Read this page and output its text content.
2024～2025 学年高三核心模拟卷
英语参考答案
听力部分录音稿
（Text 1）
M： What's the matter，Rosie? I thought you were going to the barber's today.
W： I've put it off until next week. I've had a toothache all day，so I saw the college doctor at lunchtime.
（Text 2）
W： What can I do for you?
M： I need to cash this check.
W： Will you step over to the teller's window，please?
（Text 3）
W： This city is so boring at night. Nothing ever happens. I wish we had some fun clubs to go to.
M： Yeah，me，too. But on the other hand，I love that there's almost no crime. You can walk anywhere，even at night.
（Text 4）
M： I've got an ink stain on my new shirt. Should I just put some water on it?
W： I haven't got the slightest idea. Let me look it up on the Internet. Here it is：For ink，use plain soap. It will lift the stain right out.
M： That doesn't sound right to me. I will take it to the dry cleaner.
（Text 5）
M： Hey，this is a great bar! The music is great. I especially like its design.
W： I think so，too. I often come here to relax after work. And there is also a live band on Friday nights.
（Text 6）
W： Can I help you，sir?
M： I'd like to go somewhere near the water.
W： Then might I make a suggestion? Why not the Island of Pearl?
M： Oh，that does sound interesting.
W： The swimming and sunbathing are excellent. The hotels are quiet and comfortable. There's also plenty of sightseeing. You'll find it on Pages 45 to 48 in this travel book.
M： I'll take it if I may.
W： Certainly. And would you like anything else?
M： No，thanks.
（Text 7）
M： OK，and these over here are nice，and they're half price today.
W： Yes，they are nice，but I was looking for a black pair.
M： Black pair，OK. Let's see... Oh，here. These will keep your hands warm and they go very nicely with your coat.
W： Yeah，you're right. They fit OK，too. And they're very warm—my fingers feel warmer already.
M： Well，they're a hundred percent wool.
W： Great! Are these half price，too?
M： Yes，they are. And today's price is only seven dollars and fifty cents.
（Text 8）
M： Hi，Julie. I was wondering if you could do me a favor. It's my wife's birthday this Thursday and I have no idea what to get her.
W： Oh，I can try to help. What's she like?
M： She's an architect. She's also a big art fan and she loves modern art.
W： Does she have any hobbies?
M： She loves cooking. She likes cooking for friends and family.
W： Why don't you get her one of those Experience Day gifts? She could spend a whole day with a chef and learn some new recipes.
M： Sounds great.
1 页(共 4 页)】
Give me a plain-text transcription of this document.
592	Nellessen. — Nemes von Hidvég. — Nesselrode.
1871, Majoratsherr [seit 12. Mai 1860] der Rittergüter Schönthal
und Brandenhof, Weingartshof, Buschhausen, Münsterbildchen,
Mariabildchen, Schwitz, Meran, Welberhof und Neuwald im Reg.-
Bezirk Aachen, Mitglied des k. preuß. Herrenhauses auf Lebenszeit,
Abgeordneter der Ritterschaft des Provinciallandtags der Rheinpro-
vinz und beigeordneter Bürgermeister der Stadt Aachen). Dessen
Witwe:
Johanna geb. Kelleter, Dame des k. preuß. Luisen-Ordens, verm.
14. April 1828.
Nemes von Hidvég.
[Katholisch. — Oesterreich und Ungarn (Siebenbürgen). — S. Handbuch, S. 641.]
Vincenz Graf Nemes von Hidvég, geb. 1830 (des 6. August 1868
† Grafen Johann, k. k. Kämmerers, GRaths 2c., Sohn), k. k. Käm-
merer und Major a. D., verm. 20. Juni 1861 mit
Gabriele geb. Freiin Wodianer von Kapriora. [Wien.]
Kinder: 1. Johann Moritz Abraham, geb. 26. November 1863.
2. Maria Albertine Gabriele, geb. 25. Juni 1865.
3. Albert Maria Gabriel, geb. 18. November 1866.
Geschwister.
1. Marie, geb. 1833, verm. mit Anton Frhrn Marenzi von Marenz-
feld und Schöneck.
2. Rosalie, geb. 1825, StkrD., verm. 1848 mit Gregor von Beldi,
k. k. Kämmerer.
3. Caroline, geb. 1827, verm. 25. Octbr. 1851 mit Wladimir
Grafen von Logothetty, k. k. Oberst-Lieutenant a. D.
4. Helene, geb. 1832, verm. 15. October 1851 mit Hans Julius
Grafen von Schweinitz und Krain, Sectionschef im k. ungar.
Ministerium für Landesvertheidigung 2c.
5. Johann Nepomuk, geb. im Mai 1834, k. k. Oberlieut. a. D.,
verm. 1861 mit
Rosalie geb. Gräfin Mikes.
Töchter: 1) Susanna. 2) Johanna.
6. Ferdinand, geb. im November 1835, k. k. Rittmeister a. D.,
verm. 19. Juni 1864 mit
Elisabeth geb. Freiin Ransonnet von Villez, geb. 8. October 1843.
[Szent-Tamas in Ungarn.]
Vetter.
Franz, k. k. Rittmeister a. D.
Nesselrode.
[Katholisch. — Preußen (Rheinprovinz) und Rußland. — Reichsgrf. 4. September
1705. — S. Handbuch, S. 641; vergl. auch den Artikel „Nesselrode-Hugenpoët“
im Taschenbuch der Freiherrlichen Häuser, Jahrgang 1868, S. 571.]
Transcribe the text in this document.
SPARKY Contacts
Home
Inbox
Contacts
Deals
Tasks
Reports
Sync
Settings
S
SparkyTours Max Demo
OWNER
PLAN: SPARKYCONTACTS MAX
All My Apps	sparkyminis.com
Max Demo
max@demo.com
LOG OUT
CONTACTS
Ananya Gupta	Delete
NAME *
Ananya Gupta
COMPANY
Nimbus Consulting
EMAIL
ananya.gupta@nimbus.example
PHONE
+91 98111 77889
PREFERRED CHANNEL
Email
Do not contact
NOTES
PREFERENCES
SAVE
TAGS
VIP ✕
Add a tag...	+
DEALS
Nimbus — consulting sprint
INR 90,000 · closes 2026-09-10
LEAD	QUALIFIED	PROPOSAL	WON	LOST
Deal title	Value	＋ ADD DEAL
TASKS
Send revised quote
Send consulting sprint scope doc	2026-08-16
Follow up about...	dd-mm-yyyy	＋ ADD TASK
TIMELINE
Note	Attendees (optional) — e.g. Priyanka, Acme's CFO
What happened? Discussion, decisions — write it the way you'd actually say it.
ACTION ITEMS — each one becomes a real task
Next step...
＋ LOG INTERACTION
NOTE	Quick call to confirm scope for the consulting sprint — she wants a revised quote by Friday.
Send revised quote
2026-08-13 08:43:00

→ STATED TASK
Write out every entry verbatim.

→ WORKED SOLUTION
Read this page and output its text content.
2024～2025 学年高三核心模拟卷
英语参考答案
听力部分录音稿
（Text 1）
M： What's the matter，Rosie? I thought you were going to the barber's today.
W： I've put it off until next week. I've had a toothache all day，so I saw the college doctor at lunchtime.
（Text 2）
W： What can I do for you?
M： I need to cash this check.
W： Will you step over to the teller's window，please?
（Text 3）
W： This city is so boring at night. Nothing ever happens. I wish we had some fun clubs to go to.
M： Yeah，me，too. But on the other hand，I love that there's almost no crime. You can walk anywhere，even at night.
（Text 4）
M： I've got an ink stain on my new shirt. Should I just put some water on it?
W： I haven't got the slightest idea. Let me look it up on the Internet. Here it is：For ink，use plain soap. It will lift the stain right out.
M： That doesn't sound right to me. I will take it to the dry cleaner.
（Text 5）
M： Hey，this is a great bar! The music is great. I especially like its design.
W： I think so，too. I often come here to relax after work. And there is also a live band on Friday nights.
（Text 6）
W： Can I help you，sir?
M： I'd like to go somewhere near the water.
W： Then might I make a suggestion? Why not the Island of Pearl?
M： Oh，that does sound interesting.
W： The swimming and sunbathing are excellent. The hotels are quiet and comfortable. There's also plenty of sightseeing. You'll find it on Pages 45 to 48 in this travel book.
M： I'll take it if I may.
W： Certainly. And would you like anything else?
M： No，thanks.
（Text 7）
M： OK，and these over here are nice，and they're half price today.
W： Yes，they are nice，but I was looking for a black pair.
M： Black pair，OK. Let's see... Oh，here. These will keep your hands warm and they go very nicely with your coat.
W： Yeah，you're right. They fit OK，too. And they're very warm—my fingers feel warmer already.
M： Well，they're a hundred percent wool.
W： Great! Are these half price，too?
M： Yes，they are. And today's price is only seven dollars and fifty cents.
（Text 8）
M： Hi，Julie. I was wondering if you could do me a favor. It's my wife's birthday this Thursday and I have no idea what to get her.
W： Oh，I can try to help. What's she like?
M： She's an architect. She's also a big art fan and she loves modern art.
W： Does she have any hobbies?
M： She loves cooking. She likes cooking for friends and family.
W： Why don't you get her one of those Experience Day gifts? She could spend a whole day with a chef and learn some new recipes.
M： Sounds great.
1 页(共 4 页)】
Give me a plain-text transcription of this document.
592	Nellessen. — Nemes von Hidvég. — Nesselrode.
1871, Majoratsherr [seit 12. Mai 1860] der Rittergüter Schönthal
und Brandenhof, Weingartshof, Buschhausen, Münsterbildchen,
Mariabildchen, Schwitz, Meran, Welberhof und Neuwald im Reg.-
Bezirk Aachen, Mitglied des k. preuß. Herrenhauses auf Lebenszeit,
Abgeordneter der Ritterschaft des Provinciallandtags der Rheinpro-
vinz und beigeordneter Bürgermeister der Stadt Aachen). Dessen
Witwe:
Johanna geb. Kelleter, Dame des k. preuß. Luisen-Ordens, verm.
14. April 1828.
Nemes von Hidvég.
[Katholisch. — Oesterreich und Ungarn (Siebenbürgen). — S. Handbuch, S. 641.]
Vincenz Graf Nemes von Hidvég, geb. 1830 (des 6. August 1868
† Grafen Johann, k. k. Kämmerers, GRaths 2c., Sohn), k. k. Käm-
merer und Major a. D., verm. 20. Juni 1861 mit
Gabriele geb. Freiin Wodianer von Kapriora. [Wien.]
Kinder: 1. Johann Moritz Abraham, geb. 26. November 1863.
2. Maria Albertine Gabriele, geb. 25. Juni 1865.
3. Albert Maria Gabriel, geb. 18. November 1866.
Geschwister.
1. Marie, geb. 1833, verm. mit Anton Frhrn Marenzi von Marenz-
feld und Schöneck.
2. Rosalie, geb. 1825, StkrD., verm. 1848 mit Gregor von Beldi,
k. k. Kämmerer.
3. Caroline, geb. 1827, verm. 25. Octbr. 1851 mit Wladimir
Grafen von Logothetty, k. k. Oberst-Lieutenant a. D.
4. Helene, geb. 1832, verm. 15. October 1851 mit Hans Julius
Grafen von Schweinitz und Krain, Sectionschef im k. ungar.
Ministerium für Landesvertheidigung 2c.
5. Johann Nepomuk, geb. im Mai 1834, k. k. Oberlieut. a. D.,
verm. 1861 mit
Rosalie geb. Gräfin Mikes.
Töchter: 1) Susanna. 2) Johanna.
6. Ferdinand, geb. im November 1835, k. k. Rittmeister a. D.,
verm. 19. Juni 1864 mit
Elisabeth geb. Freiin Ransonnet von Villez, geb. 8. October 1843.
[Szent-Tamas in Ungarn.]
Vetter.
Franz, k. k. Rittmeister a. D.
Nesselrode.
[Katholisch. — Preußen (Rheinprovinz) und Rußland. — Reichsgrf. 4. September
1705. — S. Handbuch, S. 641; vergl. auch den Artikel „Nesselrode-Hugenpoët“
im Taschenbuch der Freiherrlichen Häuser, Jahrgang 1868, S. 571.]
Transcribe the text in this document.
SPARKY Contacts
Home
Inbox
Contacts
Deals
Tasks
Reports
Sync
Settings
S
SparkyTours Max Demo
OWNER
PLAN: SPARKYCONTACTS MAX
All My Apps	sparkyminis.com
Max Demo
max@demo.com
LOG OUT
CONTACTS
Ananya Gupta	Delete
NAME *
Ananya Gupta
COMPANY
Nimbus Consulting
EMAIL
ananya.gupta@nimbus.example
PHONE
+91 98111 77889
PREFERRED CHANNEL
Email
Do not contact
NOTES
PREFERENCES
SAVE
TAGS
VIP ✕
Add a tag...	+
DEALS
Nimbus — consulting sprint
INR 90,000 · closes 2026-09-10
LEAD	QUALIFIED	PROPOSAL	WON	LOST
Deal title	Value	＋ ADD DEAL
TASKS
Send revised quote
Send consulting sprint scope doc	2026-08-16
Follow up about...	dd-mm-yyyy	＋ ADD TASK
TIMELINE
Note	Attendees (optional) — e.g. Priyanka, Acme's CFO
What happened? Discussion, decisions — write it the way you'd actually say it.
ACTION ITEMS — each one becomes a real task
Next step...
＋ LOG INTERACTION
NOTE	Quick call to confirm scope for the consulting sprint — she wants a revised quote by Friday.
Send revised quote
2026-08-13 08:43:00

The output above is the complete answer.